▶ _SUPPLIED DATA_
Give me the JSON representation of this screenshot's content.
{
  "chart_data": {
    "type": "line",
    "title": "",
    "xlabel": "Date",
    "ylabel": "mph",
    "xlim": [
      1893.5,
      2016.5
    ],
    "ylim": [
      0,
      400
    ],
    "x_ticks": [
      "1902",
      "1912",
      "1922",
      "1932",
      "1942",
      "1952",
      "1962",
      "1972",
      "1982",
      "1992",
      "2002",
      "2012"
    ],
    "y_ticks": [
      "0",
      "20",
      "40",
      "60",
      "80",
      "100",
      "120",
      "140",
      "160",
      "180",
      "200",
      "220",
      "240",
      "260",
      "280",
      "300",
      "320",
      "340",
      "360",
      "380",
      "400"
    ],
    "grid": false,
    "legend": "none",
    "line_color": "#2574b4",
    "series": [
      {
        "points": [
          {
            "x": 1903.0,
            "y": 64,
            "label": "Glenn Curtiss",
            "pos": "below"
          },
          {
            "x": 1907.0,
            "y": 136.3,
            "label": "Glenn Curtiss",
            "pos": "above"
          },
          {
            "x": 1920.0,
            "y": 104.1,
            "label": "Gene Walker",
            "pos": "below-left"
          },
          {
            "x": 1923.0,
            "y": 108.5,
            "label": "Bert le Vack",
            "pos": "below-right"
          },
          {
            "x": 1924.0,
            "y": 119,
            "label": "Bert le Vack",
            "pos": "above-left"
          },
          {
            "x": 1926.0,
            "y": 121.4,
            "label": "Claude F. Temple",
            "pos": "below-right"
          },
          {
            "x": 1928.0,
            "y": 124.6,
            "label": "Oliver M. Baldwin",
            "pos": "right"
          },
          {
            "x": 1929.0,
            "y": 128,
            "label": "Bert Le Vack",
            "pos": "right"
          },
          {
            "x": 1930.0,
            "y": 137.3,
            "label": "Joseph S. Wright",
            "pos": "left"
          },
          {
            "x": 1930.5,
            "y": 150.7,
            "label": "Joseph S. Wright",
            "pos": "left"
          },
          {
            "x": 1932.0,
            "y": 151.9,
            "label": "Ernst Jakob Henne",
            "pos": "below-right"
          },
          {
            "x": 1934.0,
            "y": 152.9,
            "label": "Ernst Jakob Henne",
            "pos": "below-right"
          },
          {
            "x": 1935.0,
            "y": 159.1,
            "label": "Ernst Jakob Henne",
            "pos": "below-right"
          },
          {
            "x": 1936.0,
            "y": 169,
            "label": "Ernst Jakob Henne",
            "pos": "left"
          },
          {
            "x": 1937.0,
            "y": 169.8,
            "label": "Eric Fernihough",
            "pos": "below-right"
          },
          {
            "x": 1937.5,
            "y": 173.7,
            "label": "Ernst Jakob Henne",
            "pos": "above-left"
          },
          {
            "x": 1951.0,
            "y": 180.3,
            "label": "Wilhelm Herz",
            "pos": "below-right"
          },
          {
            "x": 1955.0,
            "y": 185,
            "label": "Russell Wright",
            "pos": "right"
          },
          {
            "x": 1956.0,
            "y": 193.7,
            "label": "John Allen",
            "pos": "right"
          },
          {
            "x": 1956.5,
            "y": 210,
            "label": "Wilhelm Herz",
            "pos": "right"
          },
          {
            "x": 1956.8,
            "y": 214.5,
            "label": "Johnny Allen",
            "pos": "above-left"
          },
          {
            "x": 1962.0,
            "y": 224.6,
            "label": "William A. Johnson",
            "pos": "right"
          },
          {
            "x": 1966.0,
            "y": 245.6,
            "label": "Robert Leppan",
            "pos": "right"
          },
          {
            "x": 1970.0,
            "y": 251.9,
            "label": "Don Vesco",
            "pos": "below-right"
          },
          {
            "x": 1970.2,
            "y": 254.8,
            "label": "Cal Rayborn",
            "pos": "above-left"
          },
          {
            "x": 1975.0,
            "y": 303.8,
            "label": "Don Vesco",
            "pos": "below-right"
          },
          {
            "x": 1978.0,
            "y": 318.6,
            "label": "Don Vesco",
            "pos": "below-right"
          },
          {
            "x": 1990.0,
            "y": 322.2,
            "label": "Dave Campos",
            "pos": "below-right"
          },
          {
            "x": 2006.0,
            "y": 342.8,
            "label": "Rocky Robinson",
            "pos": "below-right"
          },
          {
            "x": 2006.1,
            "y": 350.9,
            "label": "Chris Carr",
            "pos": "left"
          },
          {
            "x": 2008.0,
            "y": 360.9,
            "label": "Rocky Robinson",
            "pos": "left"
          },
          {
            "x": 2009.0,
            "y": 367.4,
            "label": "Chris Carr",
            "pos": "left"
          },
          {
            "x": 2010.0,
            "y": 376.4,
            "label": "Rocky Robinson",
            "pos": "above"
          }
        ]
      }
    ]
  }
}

▶ _EXERCISE DESCRIPTION_
Give back all the data exactly as written.

▶ _ANSWER TO THIS TASK_
Give me the JSON representation of this screenshot's content.
{
  "chart_data": {
    "type": "line",
    "title": "",
    "xlabel": "Date",
    "ylabel": "mph",
    "xlim": [
      1893.5,
      2016.5
    ],
    "ylim": [
      0,
      400
    ],
    "x_ticks": [
      "1902",
      "1912",
      "1922",
      "1932",
      "1942",
      "1952",
      "1962",
      "1972",
      "1982",
      "1992",
      "2002",
      "2012"
    ],
    "y_ticks": [
      "0",
      "20",
      "40",
      "60",
      "80",
      "100",
      "120",
      "140",
      "160",
      "180",
      "200",
      "220",
      "240",
      "260",
      "280",
      "300",
      "320",
      "340",
      "360",
      "380",
      "400"
    ],
    "grid": false,
    "legend": "none",
    "line_color": "#2574b4",
    "series": [
      {
        "points": [
          {
            "x": 1903.0,
            "y": 64,
            "label": "Glenn Curtiss",
            "pos": "below"
          },
          {
            "x": 1907.0,
            "y": 136.3,
            "label": "Glenn Curtiss",
            "pos": "above"
          },
          {
            "x": 1920.0,
            "y": 104.1,
            "label": "Gene Walker",
            "pos": "below-left"
          },
          {
            "x": 1923.0,
            "y": 108.5,
            "label": "Bert le Vack",
            "pos": "below-right"
          },
          {
            "x": 1924.0,
            "y": 119,
            "label": "Bert le Vack",
            "pos": "above-left"
          },
          {
            "x": 1926.0,
            "y": 121.4,
            "label": "Claude F. Temple",
            "pos": "below-right"
          },
          {
            "x": 1928.0,
            "y": 124.6,
            "label": "Oliver M. Baldwin",
            "pos": "right"
          },
          {
            "x": 1929.0,
            "y": 128,
            "label": "Bert Le Vack",
            "pos": "right"
          },
          {
            "x": 1930.0,
            "y": 137.3,
            "label": "Joseph S. Wright",
            "pos": "left"
          },
          {
            "x": 1930.5,
            "y": 150.7,
            "label": "Joseph S. Wright",
            "pos": "left"
          },
          {
            "x": 1932.0,
            "y": 151.9,
            "label": "Ernst Jakob Henne",
            "pos": "below-right"
          },
          {
            "x": 1934.0,
            "y": 152.9,
            "label": "Ernst Jakob Henne",
            "pos": "below-right"
          },
          {
            "x": 1935.0,
            "y": 159.1,
            "label": "Ernst Jakob Henne",
            "pos": "below-right"
          },
          {
            "x": 1936.0,
            "y": 169,
            "label": "Ernst Jakob Henne",
            "pos": "left"
          },
          {
            "x": 1937.0,
            "y": 169.8,
            "label": "Eric Fernihough",
            "pos": "below-right"
          },
          {
            "x": 1937.5,
            "y": 173.7,
            "label": "Ernst Jakob Henne",
            "pos": "above-left"
          },
          {
            "x": 1951.0,
            "y": 180.3,
            "label": "Wilhelm Herz",
            "pos": "below-right"
          },
          {
            "x": 1955.0,
            "y": 185,
            "label": "Russell Wright",
            "pos": "right"
          },
          {
            "x": 1956.0,
            "y": 193.7,
            "label": "John Allen",
            "pos": "right"
          },
          {
            "x": 1956.5,
            "y": 210,
            "label": "Wilhelm Herz",
            "pos": "right"
          },
          {
            "x": 1956.8,
            "y": 214.5,
            "label": "Johnny Allen",
            "pos": "above-left"
          },
          {
            "x": 1962.0,
            "y": 224.6,
            "label": "William A. Johnson",
            "pos": "right"
          },
          {
            "x": 1966.0,
            "y": 245.6,
            "label": "Robert Leppan",
            "pos": "right"
          },
          {
            "x": 1970.0,
            "y": 251.9,
            "label": "Don Vesco",
            "pos": "below-right"
          },
          {
            "x": 1970.2,
            "y": 254.8,
            "label": "Cal Rayborn",
            "pos": "above-left"
          },
          {
            "x": 1975.0,
            "y": 303.8,
            "label": "Don Vesco",
            "pos": "below-right"
          },
          {
            "x": 1978.0,
            "y": 318.6,
            "label": "Don Vesco",
            "pos": "below-right"
          },
          {
            "x": 1990.0,
            "y": 322.2,
            "label": "Dave Campos",
            "pos": "below-right"
          },
          {
            "x": 2006.0,
            "y": 342.8,
            "label": "Rocky Robinson",
            "pos": "below-right"
          },
          {
            "x": 2006.1,
            "y": 350.9,
            "label": "Chris Carr",
            "pos": "left"
          },
          {
            "x": 2008.0,
            "y": 360.9,
            "label": "Rocky Robinson",
            "pos": "left"
          },
          {
            "x": 2009.0,
            "y": 367.4,
            "label": "Chris Carr",
            "pos": "left"
          },
          {
            "x": 2010.0,
            "y": 376.4,
            "label": "Rocky Robinson",
            "pos": "above"
          }
        ]
      }
    ]
  }
}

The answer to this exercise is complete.